* Start Provided records *

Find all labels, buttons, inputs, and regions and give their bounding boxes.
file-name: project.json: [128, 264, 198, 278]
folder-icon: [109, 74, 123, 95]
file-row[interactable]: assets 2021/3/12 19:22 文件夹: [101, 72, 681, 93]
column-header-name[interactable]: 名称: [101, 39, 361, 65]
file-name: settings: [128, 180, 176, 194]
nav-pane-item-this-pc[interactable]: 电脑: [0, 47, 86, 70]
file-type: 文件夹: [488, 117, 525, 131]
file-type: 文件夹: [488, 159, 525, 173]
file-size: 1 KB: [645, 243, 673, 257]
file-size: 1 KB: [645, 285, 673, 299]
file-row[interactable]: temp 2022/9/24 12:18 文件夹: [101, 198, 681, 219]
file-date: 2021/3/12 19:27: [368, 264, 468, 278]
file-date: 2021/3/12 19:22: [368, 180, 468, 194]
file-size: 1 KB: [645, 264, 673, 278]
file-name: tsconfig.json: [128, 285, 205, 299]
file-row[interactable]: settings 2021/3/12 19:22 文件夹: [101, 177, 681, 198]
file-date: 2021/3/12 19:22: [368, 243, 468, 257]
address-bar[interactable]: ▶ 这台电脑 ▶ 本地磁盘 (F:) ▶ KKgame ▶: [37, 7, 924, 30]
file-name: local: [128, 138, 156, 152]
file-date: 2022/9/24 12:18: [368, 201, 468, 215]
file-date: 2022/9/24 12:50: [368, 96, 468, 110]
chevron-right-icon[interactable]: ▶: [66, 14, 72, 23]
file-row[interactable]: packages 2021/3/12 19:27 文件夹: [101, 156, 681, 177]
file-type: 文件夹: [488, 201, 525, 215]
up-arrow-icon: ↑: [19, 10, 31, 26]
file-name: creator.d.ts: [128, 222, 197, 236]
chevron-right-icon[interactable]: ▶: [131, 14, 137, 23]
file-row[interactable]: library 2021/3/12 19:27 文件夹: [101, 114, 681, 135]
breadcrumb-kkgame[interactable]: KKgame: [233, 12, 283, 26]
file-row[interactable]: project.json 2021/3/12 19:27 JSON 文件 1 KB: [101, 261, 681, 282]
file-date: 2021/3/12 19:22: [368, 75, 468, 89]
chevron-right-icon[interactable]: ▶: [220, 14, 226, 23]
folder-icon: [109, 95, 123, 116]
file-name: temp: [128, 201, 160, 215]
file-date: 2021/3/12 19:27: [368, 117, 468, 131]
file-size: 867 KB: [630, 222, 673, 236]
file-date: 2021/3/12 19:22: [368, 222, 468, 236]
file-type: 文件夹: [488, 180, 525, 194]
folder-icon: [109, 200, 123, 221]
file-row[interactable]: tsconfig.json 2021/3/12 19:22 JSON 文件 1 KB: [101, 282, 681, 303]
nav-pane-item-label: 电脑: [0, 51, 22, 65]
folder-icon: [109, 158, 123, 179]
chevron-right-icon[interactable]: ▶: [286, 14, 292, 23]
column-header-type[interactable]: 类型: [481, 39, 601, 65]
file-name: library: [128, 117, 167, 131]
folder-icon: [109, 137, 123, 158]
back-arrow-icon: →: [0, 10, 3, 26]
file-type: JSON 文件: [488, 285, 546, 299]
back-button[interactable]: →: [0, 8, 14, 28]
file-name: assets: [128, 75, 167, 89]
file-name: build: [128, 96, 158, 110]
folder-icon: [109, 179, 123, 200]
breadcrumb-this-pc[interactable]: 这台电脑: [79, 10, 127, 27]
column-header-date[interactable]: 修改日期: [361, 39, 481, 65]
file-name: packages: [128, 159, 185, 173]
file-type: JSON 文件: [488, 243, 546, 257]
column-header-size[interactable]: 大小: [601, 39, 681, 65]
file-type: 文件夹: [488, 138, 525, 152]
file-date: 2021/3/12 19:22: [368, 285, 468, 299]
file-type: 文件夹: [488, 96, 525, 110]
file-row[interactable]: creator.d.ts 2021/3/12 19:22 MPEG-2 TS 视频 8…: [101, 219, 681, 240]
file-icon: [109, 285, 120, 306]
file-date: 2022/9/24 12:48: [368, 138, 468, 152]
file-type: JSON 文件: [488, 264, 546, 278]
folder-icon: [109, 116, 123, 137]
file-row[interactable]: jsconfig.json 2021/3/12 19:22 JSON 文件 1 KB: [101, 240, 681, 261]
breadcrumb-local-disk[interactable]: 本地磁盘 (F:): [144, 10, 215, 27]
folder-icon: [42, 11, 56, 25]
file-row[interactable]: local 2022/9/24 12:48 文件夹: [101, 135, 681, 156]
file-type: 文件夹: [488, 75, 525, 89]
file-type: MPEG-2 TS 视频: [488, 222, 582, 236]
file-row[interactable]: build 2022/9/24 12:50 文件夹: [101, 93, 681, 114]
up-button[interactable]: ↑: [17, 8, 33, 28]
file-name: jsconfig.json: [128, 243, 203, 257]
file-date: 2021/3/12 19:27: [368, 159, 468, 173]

* End Provided records *

Copy all of the rows above character for character, leaving nothing out.

Find all labels, buttons, inputs, and regions and give their bounding boxes.
file-name: project.json: [128, 264, 198, 278]
folder-icon: [109, 74, 123, 95]
file-row[interactable]: assets 2021/3/12 19:22 文件夹: [101, 72, 681, 93]
column-header-name[interactable]: 名称: [101, 39, 361, 65]
file-name: settings: [128, 180, 176, 194]
nav-pane-item-this-pc[interactable]: 电脑: [0, 47, 86, 70]
file-type: 文件夹: [488, 117, 525, 131]
file-type: 文件夹: [488, 159, 525, 173]
file-size: 1 KB: [645, 243, 673, 257]
file-size: 1 KB: [645, 285, 673, 299]
file-row[interactable]: temp 2022/9/24 12:18 文件夹: [101, 198, 681, 219]
file-date: 2021/3/12 19:27: [368, 264, 468, 278]
file-date: 2021/3/12 19:22: [368, 180, 468, 194]
file-size: 1 KB: [645, 264, 673, 278]
file-name: tsconfig.json: [128, 285, 205, 299]
file-row[interactable]: settings 2021/3/12 19:22 文件夹: [101, 177, 681, 198]
file-date: 2021/3/12 19:22: [368, 243, 468, 257]
address-bar[interactable]: ▶ 这台电脑 ▶ 本地磁盘 (F:) ▶ KKgame ▶: [37, 7, 924, 30]
file-name: local: [128, 138, 156, 152]
file-date: 2022/9/24 12:18: [368, 201, 468, 215]
file-date: 2022/9/24 12:50: [368, 96, 468, 110]
chevron-right-icon[interactable]: ▶: [66, 14, 72, 23]
file-row[interactable]: packages 2021/3/12 19:27 文件夹: [101, 156, 681, 177]
file-type: 文件夹: [488, 201, 525, 215]
up-arrow-icon: ↑: [19, 10, 31, 26]
file-name: creator.d.ts: [128, 222, 197, 236]
chevron-right-icon[interactable]: ▶: [131, 14, 137, 23]
file-row[interactable]: library 2021/3/12 19:27 文件夹: [101, 114, 681, 135]
breadcrumb-kkgame[interactable]: KKgame: [233, 12, 283, 26]
file-row[interactable]: project.json 2021/3/12 19:27 JSON 文件 1 KB: [101, 261, 681, 282]
file-date: 2021/3/12 19:22: [368, 75, 468, 89]
chevron-right-icon[interactable]: ▶: [220, 14, 226, 23]
folder-icon: [109, 95, 123, 116]
file-name: temp: [128, 201, 160, 215]
file-date: 2021/3/12 19:27: [368, 117, 468, 131]
file-size: 867 KB: [630, 222, 673, 236]
file-date: 2021/3/12 19:22: [368, 222, 468, 236]
file-type: 文件夹: [488, 180, 525, 194]
folder-icon: [109, 200, 123, 221]
file-row[interactable]: tsconfig.json 2021/3/12 19:22 JSON 文件 1 KB: [101, 282, 681, 303]
nav-pane-item-label: 电脑: [0, 51, 22, 65]
folder-icon: [109, 158, 123, 179]
chevron-right-icon[interactable]: ▶: [286, 14, 292, 23]
column-header-type[interactable]: 类型: [481, 39, 601, 65]
file-name: library: [128, 117, 167, 131]
folder-icon: [109, 137, 123, 158]
back-arrow-icon: →: [0, 10, 3, 26]
file-type: JSON 文件: [488, 285, 546, 299]
back-button[interactable]: →: [0, 8, 14, 28]
file-name: assets: [128, 75, 167, 89]
file-name: build: [128, 96, 158, 110]
folder-icon: [109, 179, 123, 200]
breadcrumb-this-pc[interactable]: 这台电脑: [79, 10, 127, 27]
column-header-date[interactable]: 修改日期: [361, 39, 481, 65]
file-name: packages: [128, 159, 185, 173]
file-type: JSON 文件: [488, 243, 546, 257]
column-header-size[interactable]: 大小: [601, 39, 681, 65]
file-type: 文件夹: [488, 138, 525, 152]
file-date: 2021/3/12 19:22: [368, 285, 468, 299]
file-type: 文件夹: [488, 96, 525, 110]
file-row[interactable]: creator.d.ts 2021/3/12 19:22 MPEG-2 TS 视频 8…: [101, 219, 681, 240]
file-icon: [109, 285, 120, 306]
file-date: 2022/9/24 12:48: [368, 138, 468, 152]
file-type: JSON 文件: [488, 264, 546, 278]
folder-icon: [109, 116, 123, 137]
file-row[interactable]: jsconfig.json 2021/3/12 19:22 JSON 文件 1 KB: [101, 240, 681, 261]
breadcrumb-local-disk[interactable]: 本地磁盘 (F:): [144, 10, 215, 27]
folder-icon: [42, 11, 56, 25]
file-row[interactable]: local 2022/9/24 12:48 文件夹: [101, 135, 681, 156]
file-type: 文件夹: [488, 75, 525, 89]
file-type: MPEG-2 TS 视频: [488, 222, 582, 236]
file-row[interactable]: build 2022/9/24 12:50 文件夹: [101, 93, 681, 114]
up-button[interactable]: ↑: [17, 8, 33, 28]
file-name: jsconfig.json: [128, 243, 203, 257]
file-date: 2021/3/12 19:27: [368, 159, 468, 173]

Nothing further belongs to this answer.